=== Dataset entries ===

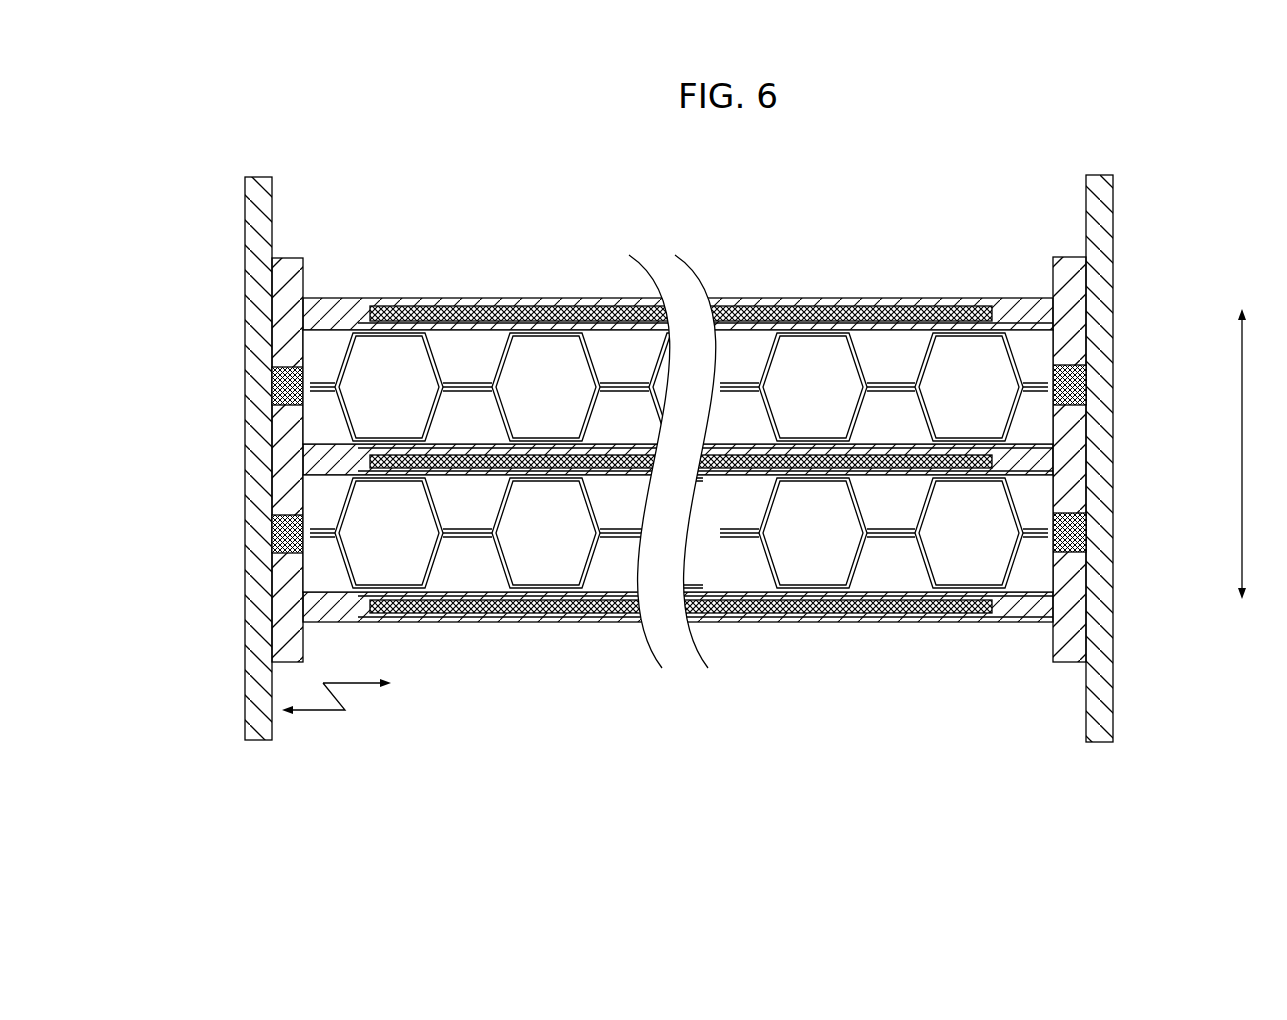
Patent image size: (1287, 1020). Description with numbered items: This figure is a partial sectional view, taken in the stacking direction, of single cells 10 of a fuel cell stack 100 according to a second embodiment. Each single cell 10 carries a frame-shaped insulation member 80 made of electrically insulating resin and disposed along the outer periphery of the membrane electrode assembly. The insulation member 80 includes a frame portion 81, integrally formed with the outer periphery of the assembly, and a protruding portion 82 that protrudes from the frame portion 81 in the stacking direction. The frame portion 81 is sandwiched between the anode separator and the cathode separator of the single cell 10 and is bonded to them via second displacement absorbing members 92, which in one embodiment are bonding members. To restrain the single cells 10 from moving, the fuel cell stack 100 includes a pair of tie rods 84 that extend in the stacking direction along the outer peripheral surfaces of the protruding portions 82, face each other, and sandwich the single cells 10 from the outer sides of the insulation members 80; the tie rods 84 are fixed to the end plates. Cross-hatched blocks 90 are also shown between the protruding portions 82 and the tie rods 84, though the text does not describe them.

The fuel cell stack 100 is at (1072, 163).
The single cell 10 is at (678, 401).
The second displacement absorbing member 92 is at (373, 441).
The spacer 90 is at (272, 388).
The tie rod 84 is at (258, 226).
The insulation member 80 is at (676, 459).
The protruding portion 82 is at (295, 421).
The frame portion 81 is at (323, 461).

===

Your objective
Quote every line of the records above exactly; no picture is to be copied.

Result
Patent image size: (1287, 1020). Description with numbered items: This figure is a partial sectional view, taken in the stacking direction, of single cells 10 of a fuel cell stack 100 according to a second embodiment. Each single cell 10 carries a frame-shaped insulation member 80 made of electrically insulating resin and disposed along the outer periphery of the membrane electrode assembly. The insulation member 80 includes a frame portion 81, integrally formed with the outer periphery of the assembly, and a protruding portion 82 that protrudes from the frame portion 81 in the stacking direction. The frame portion 81 is sandwiched between the anode separator and the cathode separator of the single cell 10 and is bonded to them via second displacement absorbing members 92, which in one embodiment are bonding members. To restrain the single cells 10 from moving, the fuel cell stack 100 includes a pair of tie rods 84 that extend in the stacking direction along the outer peripheral surfaces of the protruding portions 82, face each other, and sandwich the single cells 10 from the outer sides of the insulation members 80; the tie rods 84 are fixed to the end plates. Cross-hatched blocks 90 are also shown between the protruding portions 82 and the tie rods 84, though the text does not describe them.

The fuel cell stack 100 is at (1072, 163).
The single cell 10 is at (678, 401).
The second displacement absorbing member 92 is at (373, 441).
The spacer 90 is at (272, 388).
The tie rod 84 is at (258, 226).
The insulation member 80 is at (676, 459).
The protruding portion 82 is at (295, 421).
The frame portion 81 is at (323, 461).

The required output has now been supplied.